GIVEN TASK: In the copy, include every entry exactly but none of the images.
[Start]
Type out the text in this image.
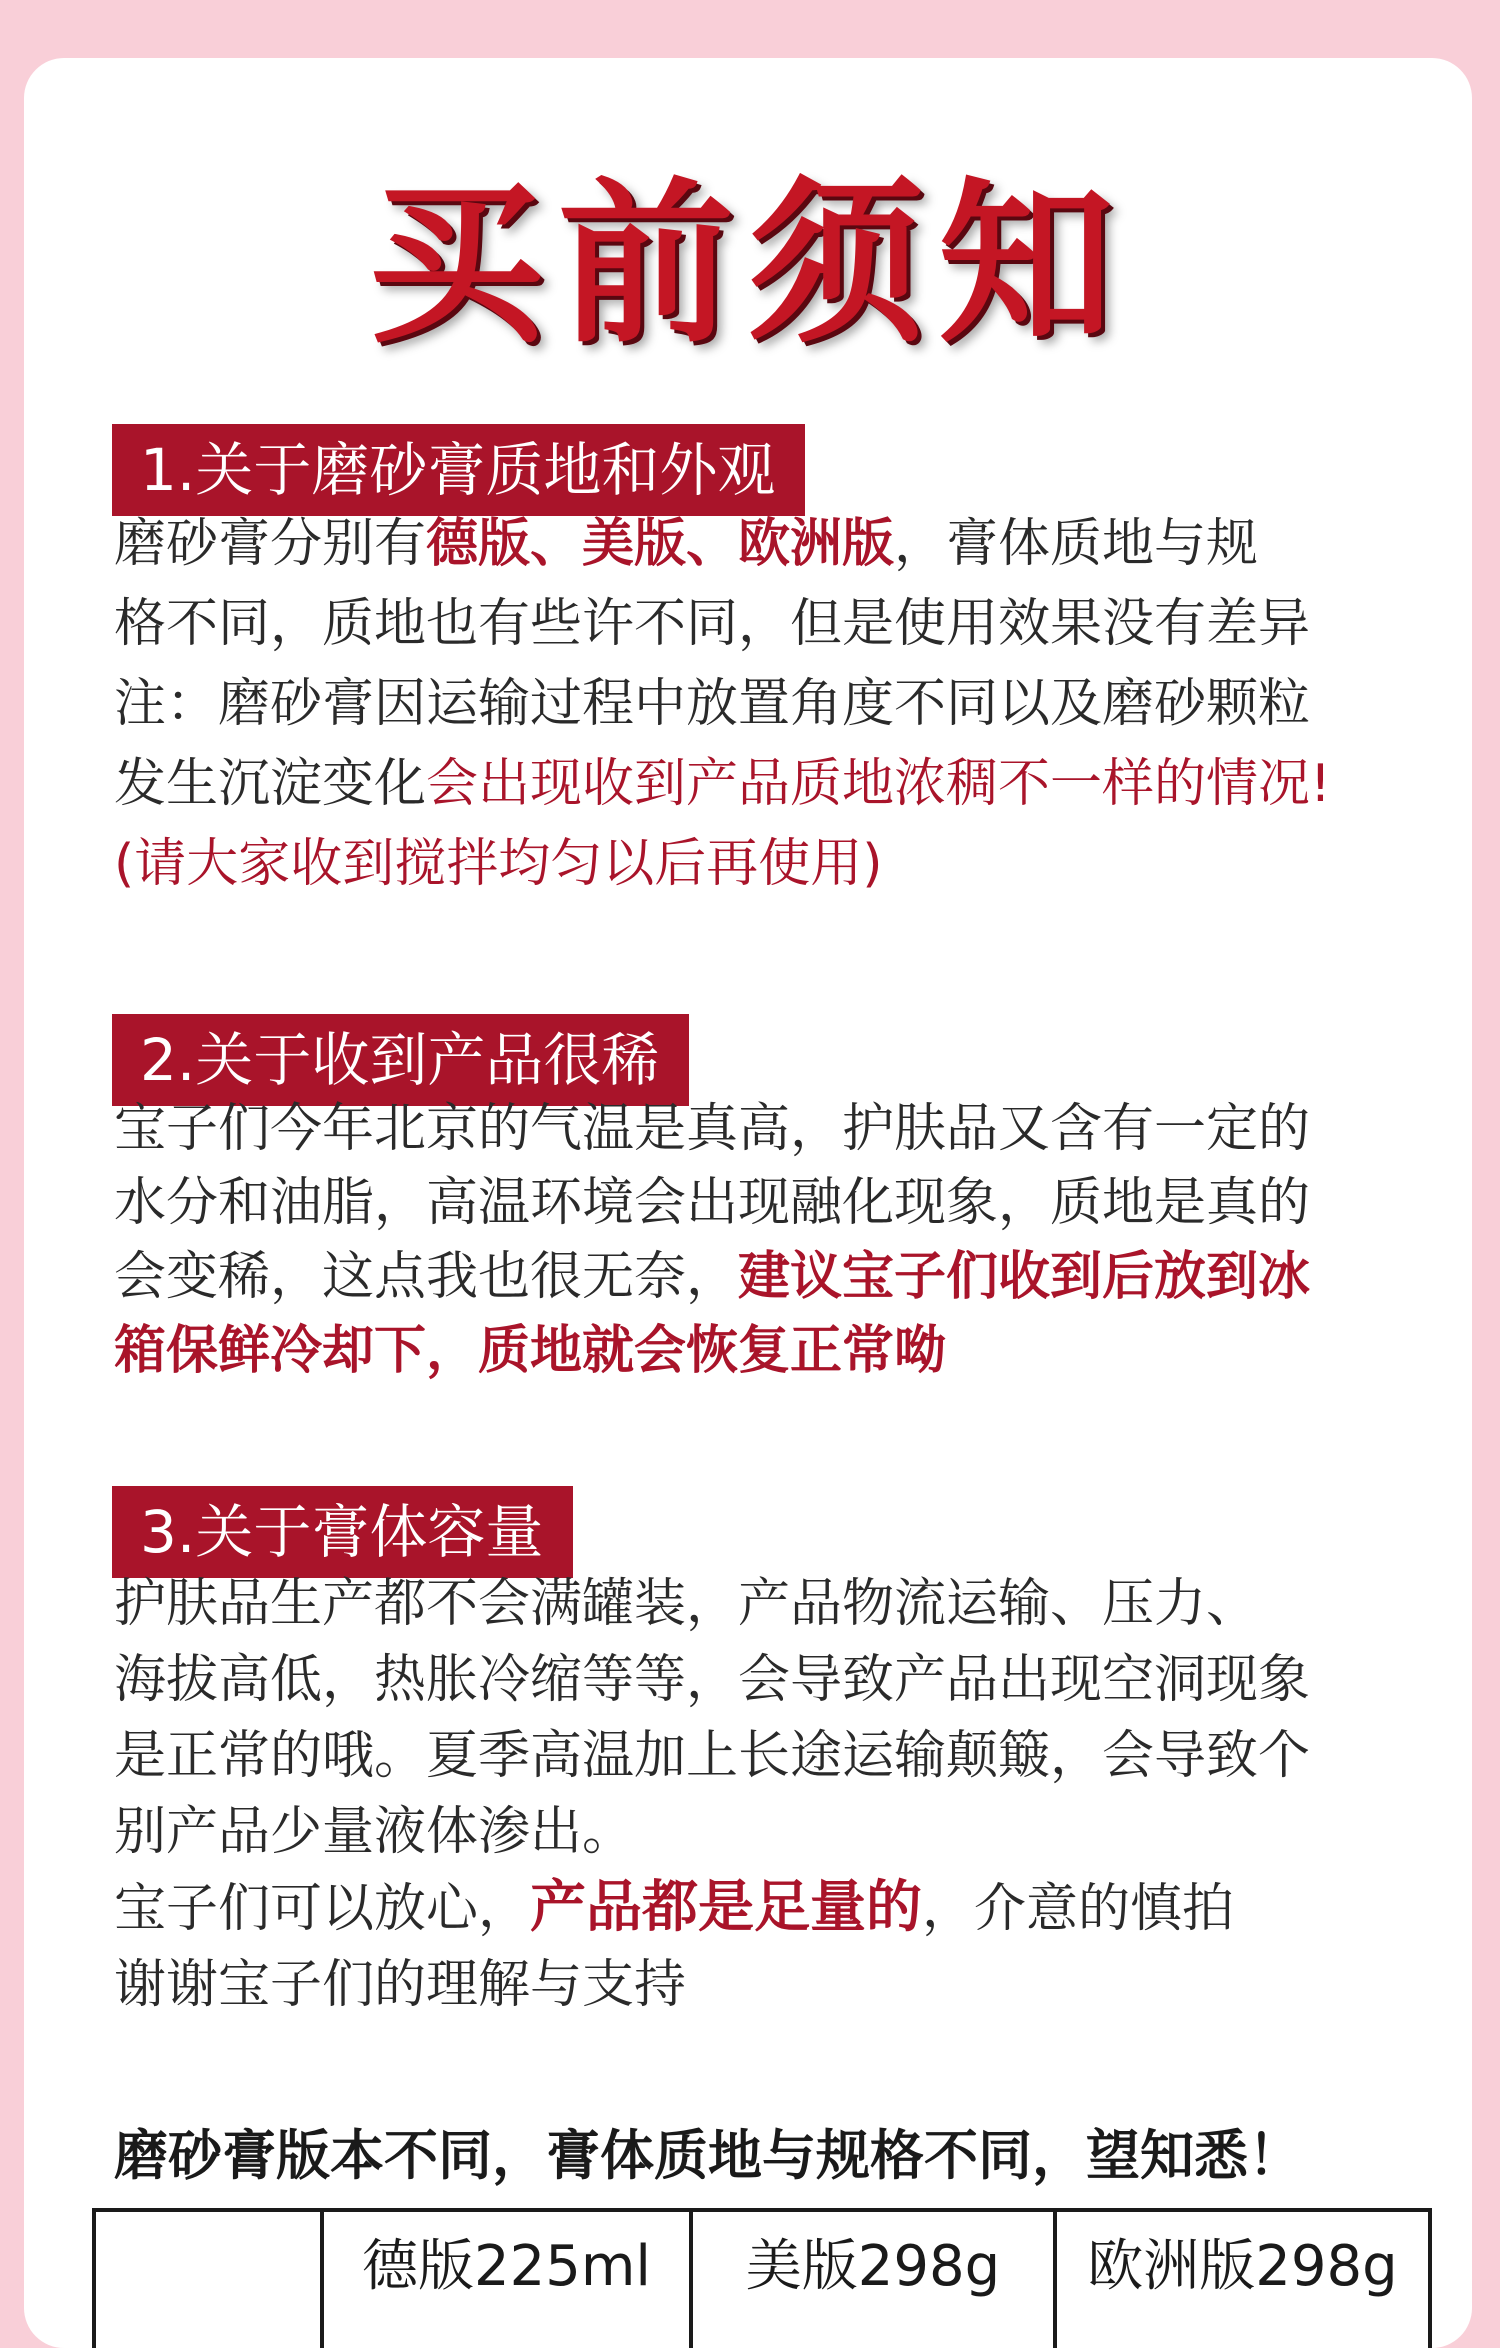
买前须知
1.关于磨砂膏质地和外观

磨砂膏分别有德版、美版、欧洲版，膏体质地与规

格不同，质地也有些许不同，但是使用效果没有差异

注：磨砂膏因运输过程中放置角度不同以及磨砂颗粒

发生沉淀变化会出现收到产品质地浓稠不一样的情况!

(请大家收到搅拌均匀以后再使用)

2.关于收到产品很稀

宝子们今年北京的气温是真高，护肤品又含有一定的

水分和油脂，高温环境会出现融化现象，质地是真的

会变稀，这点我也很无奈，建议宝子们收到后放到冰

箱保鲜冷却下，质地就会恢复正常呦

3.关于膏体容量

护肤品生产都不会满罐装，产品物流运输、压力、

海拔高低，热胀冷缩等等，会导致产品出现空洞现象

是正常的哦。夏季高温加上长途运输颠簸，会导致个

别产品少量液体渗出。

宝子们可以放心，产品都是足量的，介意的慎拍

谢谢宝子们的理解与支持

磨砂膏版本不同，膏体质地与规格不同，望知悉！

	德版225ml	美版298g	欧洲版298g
[End]
ANSWER TO THIS EXERCISE:
Type out the text in this image.
买前须知
1.关于磨砂膏质地和外观

磨砂膏分别有德版、美版、欧洲版，膏体质地与规

格不同，质地也有些许不同，但是使用效果没有差异

注：磨砂膏因运输过程中放置角度不同以及磨砂颗粒

发生沉淀变化会出现收到产品质地浓稠不一样的情况!

(请大家收到搅拌均匀以后再使用)

2.关于收到产品很稀

宝子们今年北京的气温是真高，护肤品又含有一定的

水分和油脂，高温环境会出现融化现象，质地是真的

会变稀，这点我也很无奈，建议宝子们收到后放到冰

箱保鲜冷却下，质地就会恢复正常呦

3.关于膏体容量

护肤品生产都不会满罐装，产品物流运输、压力、

海拔高低，热胀冷缩等等，会导致产品出现空洞现象

是正常的哦。夏季高温加上长途运输颠簸，会导致个

别产品少量液体渗出。

宝子们可以放心，产品都是足量的，介意的慎拍

谢谢宝子们的理解与支持

磨砂膏版本不同，膏体质地与规格不同，望知悉！

	德版225ml	美版298g	欧洲版298g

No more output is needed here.